[START OF Input rows]

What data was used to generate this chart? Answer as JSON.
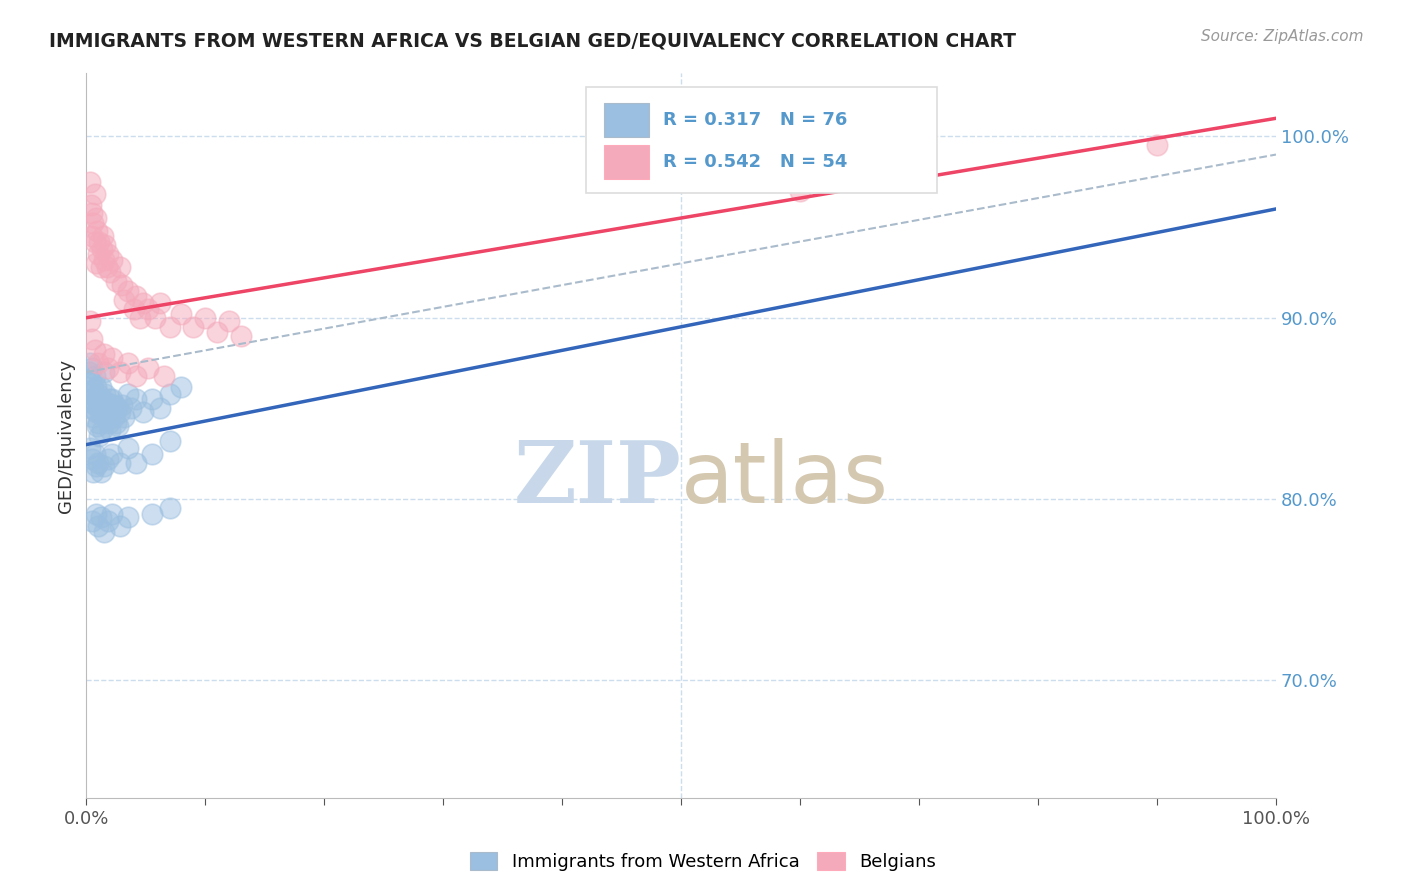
{
  "title": "IMMIGRANTS FROM WESTERN AFRICA VS BELGIAN GED/EQUIVALENCY CORRELATION CHART",
  "source_text": "Source: ZipAtlas.com",
  "ylabel": "GED/Equivalency",
  "y_ticks": [
    "70.0%",
    "80.0%",
    "90.0%",
    "100.0%"
  ],
  "y_tick_vals": [
    0.7,
    0.8,
    0.9,
    1.0
  ],
  "legend_label1": "Immigrants from Western Africa",
  "legend_label2": "Belgians",
  "R1": 0.317,
  "N1": 76,
  "R2": 0.542,
  "N2": 54,
  "color_blue": "#9BBFE0",
  "color_pink": "#F4AABB",
  "color_blue_line": "#3366BB",
  "color_pink_line": "#EE4466",
  "color_dashed": "#AABBCC",
  "watermark_color": "#C8D8EA",
  "xlim": [
    0.0,
    1.0
  ],
  "ylim": [
    0.635,
    1.035
  ],
  "blue_points": [
    [
      0.002,
      0.87
    ],
    [
      0.003,
      0.875
    ],
    [
      0.003,
      0.858
    ],
    [
      0.004,
      0.865
    ],
    [
      0.004,
      0.85
    ],
    [
      0.005,
      0.872
    ],
    [
      0.005,
      0.855
    ],
    [
      0.006,
      0.86
    ],
    [
      0.006,
      0.845
    ],
    [
      0.007,
      0.868
    ],
    [
      0.007,
      0.852
    ],
    [
      0.008,
      0.862
    ],
    [
      0.008,
      0.848
    ],
    [
      0.009,
      0.855
    ],
    [
      0.009,
      0.84
    ],
    [
      0.01,
      0.858
    ],
    [
      0.01,
      0.842
    ],
    [
      0.011,
      0.85
    ],
    [
      0.011,
      0.835
    ],
    [
      0.012,
      0.862
    ],
    [
      0.012,
      0.847
    ],
    [
      0.013,
      0.855
    ],
    [
      0.013,
      0.838
    ],
    [
      0.014,
      0.848
    ],
    [
      0.015,
      0.87
    ],
    [
      0.015,
      0.852
    ],
    [
      0.016,
      0.858
    ],
    [
      0.017,
      0.844
    ],
    [
      0.018,
      0.853
    ],
    [
      0.019,
      0.842
    ],
    [
      0.02,
      0.855
    ],
    [
      0.02,
      0.838
    ],
    [
      0.021,
      0.848
    ],
    [
      0.022,
      0.855
    ],
    [
      0.023,
      0.845
    ],
    [
      0.024,
      0.852
    ],
    [
      0.025,
      0.842
    ],
    [
      0.026,
      0.85
    ],
    [
      0.027,
      0.84
    ],
    [
      0.028,
      0.848
    ],
    [
      0.03,
      0.852
    ],
    [
      0.032,
      0.845
    ],
    [
      0.035,
      0.858
    ],
    [
      0.038,
      0.85
    ],
    [
      0.042,
      0.855
    ],
    [
      0.048,
      0.848
    ],
    [
      0.055,
      0.855
    ],
    [
      0.062,
      0.85
    ],
    [
      0.07,
      0.858
    ],
    [
      0.08,
      0.862
    ],
    [
      0.003,
      0.828
    ],
    [
      0.005,
      0.822
    ],
    [
      0.006,
      0.815
    ],
    [
      0.007,
      0.825
    ],
    [
      0.008,
      0.818
    ],
    [
      0.01,
      0.82
    ],
    [
      0.012,
      0.815
    ],
    [
      0.015,
      0.818
    ],
    [
      0.018,
      0.822
    ],
    [
      0.022,
      0.825
    ],
    [
      0.028,
      0.82
    ],
    [
      0.035,
      0.828
    ],
    [
      0.042,
      0.82
    ],
    [
      0.055,
      0.825
    ],
    [
      0.07,
      0.832
    ],
    [
      0.005,
      0.788
    ],
    [
      0.008,
      0.792
    ],
    [
      0.01,
      0.785
    ],
    [
      0.012,
      0.79
    ],
    [
      0.015,
      0.782
    ],
    [
      0.018,
      0.788
    ],
    [
      0.022,
      0.792
    ],
    [
      0.028,
      0.785
    ],
    [
      0.035,
      0.79
    ],
    [
      0.055,
      0.792
    ],
    [
      0.07,
      0.795
    ]
  ],
  "pink_points": [
    [
      0.003,
      0.975
    ],
    [
      0.004,
      0.962
    ],
    [
      0.005,
      0.958
    ],
    [
      0.005,
      0.945
    ],
    [
      0.006,
      0.952
    ],
    [
      0.007,
      0.968
    ],
    [
      0.007,
      0.942
    ],
    [
      0.008,
      0.955
    ],
    [
      0.008,
      0.93
    ],
    [
      0.009,
      0.948
    ],
    [
      0.01,
      0.935
    ],
    [
      0.011,
      0.942
    ],
    [
      0.012,
      0.928
    ],
    [
      0.013,
      0.938
    ],
    [
      0.014,
      0.945
    ],
    [
      0.015,
      0.932
    ],
    [
      0.016,
      0.94
    ],
    [
      0.017,
      0.928
    ],
    [
      0.018,
      0.935
    ],
    [
      0.02,
      0.925
    ],
    [
      0.022,
      0.932
    ],
    [
      0.025,
      0.92
    ],
    [
      0.028,
      0.928
    ],
    [
      0.03,
      0.918
    ],
    [
      0.032,
      0.91
    ],
    [
      0.035,
      0.915
    ],
    [
      0.04,
      0.905
    ],
    [
      0.042,
      0.912
    ],
    [
      0.045,
      0.9
    ],
    [
      0.048,
      0.908
    ],
    [
      0.052,
      0.905
    ],
    [
      0.058,
      0.9
    ],
    [
      0.062,
      0.908
    ],
    [
      0.07,
      0.895
    ],
    [
      0.08,
      0.902
    ],
    [
      0.09,
      0.895
    ],
    [
      0.1,
      0.9
    ],
    [
      0.11,
      0.892
    ],
    [
      0.12,
      0.898
    ],
    [
      0.003,
      0.898
    ],
    [
      0.005,
      0.888
    ],
    [
      0.007,
      0.882
    ],
    [
      0.01,
      0.875
    ],
    [
      0.015,
      0.88
    ],
    [
      0.018,
      0.872
    ],
    [
      0.022,
      0.878
    ],
    [
      0.028,
      0.87
    ],
    [
      0.035,
      0.875
    ],
    [
      0.042,
      0.868
    ],
    [
      0.052,
      0.872
    ],
    [
      0.065,
      0.868
    ],
    [
      0.13,
      0.89
    ],
    [
      0.9,
      0.995
    ],
    [
      0.6,
      0.97
    ]
  ],
  "blue_line": [
    0.0,
    0.83,
    1.0,
    0.96
  ],
  "pink_line": [
    0.0,
    0.9,
    1.0,
    1.01
  ],
  "dashed_line": [
    0.0,
    0.87,
    1.0,
    0.99
  ]
}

[END OF Input rows]

- **Given request**:
Write out the material above again, word for word, minus its pictures.

- **Answer to the exercise**:
What data was used to generate this chart? Answer as JSON.
{
  "title": "IMMIGRANTS FROM WESTERN AFRICA VS BELGIAN GED/EQUIVALENCY CORRELATION CHART",
  "source_text": "Source: ZipAtlas.com",
  "ylabel": "GED/Equivalency",
  "y_ticks": [
    "70.0%",
    "80.0%",
    "90.0%",
    "100.0%"
  ],
  "y_tick_vals": [
    0.7,
    0.8,
    0.9,
    1.0
  ],
  "legend_label1": "Immigrants from Western Africa",
  "legend_label2": "Belgians",
  "R1": 0.317,
  "N1": 76,
  "R2": 0.542,
  "N2": 54,
  "color_blue": "#9BBFE0",
  "color_pink": "#F4AABB",
  "color_blue_line": "#3366BB",
  "color_pink_line": "#EE4466",
  "color_dashed": "#AABBCC",
  "watermark_color": "#C8D8EA",
  "xlim": [
    0.0,
    1.0
  ],
  "ylim": [
    0.635,
    1.035
  ],
  "blue_points": [
    [
      0.002,
      0.87
    ],
    [
      0.003,
      0.875
    ],
    [
      0.003,
      0.858
    ],
    [
      0.004,
      0.865
    ],
    [
      0.004,
      0.85
    ],
    [
      0.005,
      0.872
    ],
    [
      0.005,
      0.855
    ],
    [
      0.006,
      0.86
    ],
    [
      0.006,
      0.845
    ],
    [
      0.007,
      0.868
    ],
    [
      0.007,
      0.852
    ],
    [
      0.008,
      0.862
    ],
    [
      0.008,
      0.848
    ],
    [
      0.009,
      0.855
    ],
    [
      0.009,
      0.84
    ],
    [
      0.01,
      0.858
    ],
    [
      0.01,
      0.842
    ],
    [
      0.011,
      0.85
    ],
    [
      0.011,
      0.835
    ],
    [
      0.012,
      0.862
    ],
    [
      0.012,
      0.847
    ],
    [
      0.013,
      0.855
    ],
    [
      0.013,
      0.838
    ],
    [
      0.014,
      0.848
    ],
    [
      0.015,
      0.87
    ],
    [
      0.015,
      0.852
    ],
    [
      0.016,
      0.858
    ],
    [
      0.017,
      0.844
    ],
    [
      0.018,
      0.853
    ],
    [
      0.019,
      0.842
    ],
    [
      0.02,
      0.855
    ],
    [
      0.02,
      0.838
    ],
    [
      0.021,
      0.848
    ],
    [
      0.022,
      0.855
    ],
    [
      0.023,
      0.845
    ],
    [
      0.024,
      0.852
    ],
    [
      0.025,
      0.842
    ],
    [
      0.026,
      0.85
    ],
    [
      0.027,
      0.84
    ],
    [
      0.028,
      0.848
    ],
    [
      0.03,
      0.852
    ],
    [
      0.032,
      0.845
    ],
    [
      0.035,
      0.858
    ],
    [
      0.038,
      0.85
    ],
    [
      0.042,
      0.855
    ],
    [
      0.048,
      0.848
    ],
    [
      0.055,
      0.855
    ],
    [
      0.062,
      0.85
    ],
    [
      0.07,
      0.858
    ],
    [
      0.08,
      0.862
    ],
    [
      0.003,
      0.828
    ],
    [
      0.005,
      0.822
    ],
    [
      0.006,
      0.815
    ],
    [
      0.007,
      0.825
    ],
    [
      0.008,
      0.818
    ],
    [
      0.01,
      0.82
    ],
    [
      0.012,
      0.815
    ],
    [
      0.015,
      0.818
    ],
    [
      0.018,
      0.822
    ],
    [
      0.022,
      0.825
    ],
    [
      0.028,
      0.82
    ],
    [
      0.035,
      0.828
    ],
    [
      0.042,
      0.82
    ],
    [
      0.055,
      0.825
    ],
    [
      0.07,
      0.832
    ],
    [
      0.005,
      0.788
    ],
    [
      0.008,
      0.792
    ],
    [
      0.01,
      0.785
    ],
    [
      0.012,
      0.79
    ],
    [
      0.015,
      0.782
    ],
    [
      0.018,
      0.788
    ],
    [
      0.022,
      0.792
    ],
    [
      0.028,
      0.785
    ],
    [
      0.035,
      0.79
    ],
    [
      0.055,
      0.792
    ],
    [
      0.07,
      0.795
    ]
  ],
  "pink_points": [
    [
      0.003,
      0.975
    ],
    [
      0.004,
      0.962
    ],
    [
      0.005,
      0.958
    ],
    [
      0.005,
      0.945
    ],
    [
      0.006,
      0.952
    ],
    [
      0.007,
      0.968
    ],
    [
      0.007,
      0.942
    ],
    [
      0.008,
      0.955
    ],
    [
      0.008,
      0.93
    ],
    [
      0.009,
      0.948
    ],
    [
      0.01,
      0.935
    ],
    [
      0.011,
      0.942
    ],
    [
      0.012,
      0.928
    ],
    [
      0.013,
      0.938
    ],
    [
      0.014,
      0.945
    ],
    [
      0.015,
      0.932
    ],
    [
      0.016,
      0.94
    ],
    [
      0.017,
      0.928
    ],
    [
      0.018,
      0.935
    ],
    [
      0.02,
      0.925
    ],
    [
      0.022,
      0.932
    ],
    [
      0.025,
      0.92
    ],
    [
      0.028,
      0.928
    ],
    [
      0.03,
      0.918
    ],
    [
      0.032,
      0.91
    ],
    [
      0.035,
      0.915
    ],
    [
      0.04,
      0.905
    ],
    [
      0.042,
      0.912
    ],
    [
      0.045,
      0.9
    ],
    [
      0.048,
      0.908
    ],
    [
      0.052,
      0.905
    ],
    [
      0.058,
      0.9
    ],
    [
      0.062,
      0.908
    ],
    [
      0.07,
      0.895
    ],
    [
      0.08,
      0.902
    ],
    [
      0.09,
      0.895
    ],
    [
      0.1,
      0.9
    ],
    [
      0.11,
      0.892
    ],
    [
      0.12,
      0.898
    ],
    [
      0.003,
      0.898
    ],
    [
      0.005,
      0.888
    ],
    [
      0.007,
      0.882
    ],
    [
      0.01,
      0.875
    ],
    [
      0.015,
      0.88
    ],
    [
      0.018,
      0.872
    ],
    [
      0.022,
      0.878
    ],
    [
      0.028,
      0.87
    ],
    [
      0.035,
      0.875
    ],
    [
      0.042,
      0.868
    ],
    [
      0.052,
      0.872
    ],
    [
      0.065,
      0.868
    ],
    [
      0.13,
      0.89
    ],
    [
      0.9,
      0.995
    ],
    [
      0.6,
      0.97
    ]
  ],
  "blue_line": [
    0.0,
    0.83,
    1.0,
    0.96
  ],
  "pink_line": [
    0.0,
    0.9,
    1.0,
    1.01
  ],
  "dashed_line": [
    0.0,
    0.87,
    1.0,
    0.99
  ]
}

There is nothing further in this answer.